▶ DATA SHOWN:
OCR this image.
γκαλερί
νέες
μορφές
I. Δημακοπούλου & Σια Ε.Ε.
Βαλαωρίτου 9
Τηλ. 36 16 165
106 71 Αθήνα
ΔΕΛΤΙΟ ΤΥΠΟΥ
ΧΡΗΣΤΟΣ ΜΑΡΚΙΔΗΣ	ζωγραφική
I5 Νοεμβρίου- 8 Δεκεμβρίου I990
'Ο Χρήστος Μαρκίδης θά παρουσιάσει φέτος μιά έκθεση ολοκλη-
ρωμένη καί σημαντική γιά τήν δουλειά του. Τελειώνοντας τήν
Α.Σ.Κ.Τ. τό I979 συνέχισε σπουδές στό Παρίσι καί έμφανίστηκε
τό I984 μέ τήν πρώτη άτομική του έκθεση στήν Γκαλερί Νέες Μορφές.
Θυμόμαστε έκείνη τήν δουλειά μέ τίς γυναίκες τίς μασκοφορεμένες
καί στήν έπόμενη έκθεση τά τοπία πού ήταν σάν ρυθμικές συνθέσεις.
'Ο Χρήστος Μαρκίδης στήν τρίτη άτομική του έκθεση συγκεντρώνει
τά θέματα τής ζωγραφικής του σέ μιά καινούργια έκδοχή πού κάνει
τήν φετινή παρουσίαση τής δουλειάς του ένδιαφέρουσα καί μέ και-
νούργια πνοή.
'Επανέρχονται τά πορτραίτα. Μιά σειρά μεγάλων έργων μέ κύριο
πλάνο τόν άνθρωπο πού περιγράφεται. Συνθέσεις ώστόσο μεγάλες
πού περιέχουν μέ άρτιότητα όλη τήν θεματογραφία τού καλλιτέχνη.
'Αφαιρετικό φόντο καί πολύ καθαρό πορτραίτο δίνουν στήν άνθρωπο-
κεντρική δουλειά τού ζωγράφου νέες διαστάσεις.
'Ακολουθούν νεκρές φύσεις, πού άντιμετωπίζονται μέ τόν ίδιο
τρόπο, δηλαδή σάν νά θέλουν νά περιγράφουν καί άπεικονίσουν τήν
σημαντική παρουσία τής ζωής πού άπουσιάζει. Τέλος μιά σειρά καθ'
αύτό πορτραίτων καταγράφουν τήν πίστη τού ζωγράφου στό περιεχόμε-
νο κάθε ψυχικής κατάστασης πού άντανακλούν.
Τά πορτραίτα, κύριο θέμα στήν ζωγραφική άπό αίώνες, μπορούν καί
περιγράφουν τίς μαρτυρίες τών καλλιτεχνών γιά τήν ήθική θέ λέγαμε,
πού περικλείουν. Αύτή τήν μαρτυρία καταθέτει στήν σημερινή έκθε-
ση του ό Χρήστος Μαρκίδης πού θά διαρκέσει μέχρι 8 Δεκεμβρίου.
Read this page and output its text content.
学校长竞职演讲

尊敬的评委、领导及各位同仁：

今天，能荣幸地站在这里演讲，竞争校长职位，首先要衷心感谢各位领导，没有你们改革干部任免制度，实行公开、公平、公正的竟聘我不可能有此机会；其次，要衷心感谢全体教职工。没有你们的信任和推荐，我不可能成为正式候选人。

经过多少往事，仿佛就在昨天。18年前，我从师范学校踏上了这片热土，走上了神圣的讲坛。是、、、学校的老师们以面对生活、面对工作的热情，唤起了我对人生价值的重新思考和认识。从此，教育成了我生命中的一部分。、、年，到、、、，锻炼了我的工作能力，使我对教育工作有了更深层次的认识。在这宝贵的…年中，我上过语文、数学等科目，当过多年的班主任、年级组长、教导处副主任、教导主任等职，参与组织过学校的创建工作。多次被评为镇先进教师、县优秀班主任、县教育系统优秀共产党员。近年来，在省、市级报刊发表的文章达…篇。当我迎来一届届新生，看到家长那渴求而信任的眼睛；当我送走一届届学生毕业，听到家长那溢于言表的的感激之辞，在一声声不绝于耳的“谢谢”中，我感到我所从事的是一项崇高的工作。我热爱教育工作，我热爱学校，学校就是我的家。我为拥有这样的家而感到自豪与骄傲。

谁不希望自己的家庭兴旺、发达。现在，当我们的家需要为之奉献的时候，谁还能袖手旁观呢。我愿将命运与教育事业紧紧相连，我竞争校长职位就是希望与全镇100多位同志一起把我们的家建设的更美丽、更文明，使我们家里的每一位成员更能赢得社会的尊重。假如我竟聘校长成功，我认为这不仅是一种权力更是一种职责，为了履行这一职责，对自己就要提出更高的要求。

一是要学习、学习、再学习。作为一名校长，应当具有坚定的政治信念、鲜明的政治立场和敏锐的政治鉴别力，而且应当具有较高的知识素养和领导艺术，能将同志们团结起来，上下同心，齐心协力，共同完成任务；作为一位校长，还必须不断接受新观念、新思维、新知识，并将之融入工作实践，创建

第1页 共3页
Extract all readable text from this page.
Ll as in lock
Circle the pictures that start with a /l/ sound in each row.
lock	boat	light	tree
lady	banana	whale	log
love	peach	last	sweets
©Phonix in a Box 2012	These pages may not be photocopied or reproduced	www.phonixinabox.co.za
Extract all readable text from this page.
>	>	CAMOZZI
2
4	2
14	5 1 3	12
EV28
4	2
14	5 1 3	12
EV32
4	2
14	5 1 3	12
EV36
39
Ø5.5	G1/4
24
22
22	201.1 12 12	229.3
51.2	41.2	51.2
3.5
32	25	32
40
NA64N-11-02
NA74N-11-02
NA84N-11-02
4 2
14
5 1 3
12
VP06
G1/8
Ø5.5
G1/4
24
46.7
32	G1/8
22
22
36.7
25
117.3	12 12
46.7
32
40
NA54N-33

▶ GIVEN INSTRUCTION:
Return every line above in which the string "έκθεση" occurs.

▶ TASK OUTPUT:
'Ο Χρήστος Μαρκίδης θά παρουσιάσει φέτος μιά έκθεση ολοκλη-
τό I984 μέ τήν πρώτη άτομική του έκθεση στήν Γκαλερί Νέες Μορφές.
καί στήν έπόμενη έκθεση τά τοπία πού ήταν σάν ρυθμικές συνθέσεις.
'Ο Χρήστος Μαρκίδης στήν τρίτη άτομική του έκθεση συγκεντρώνει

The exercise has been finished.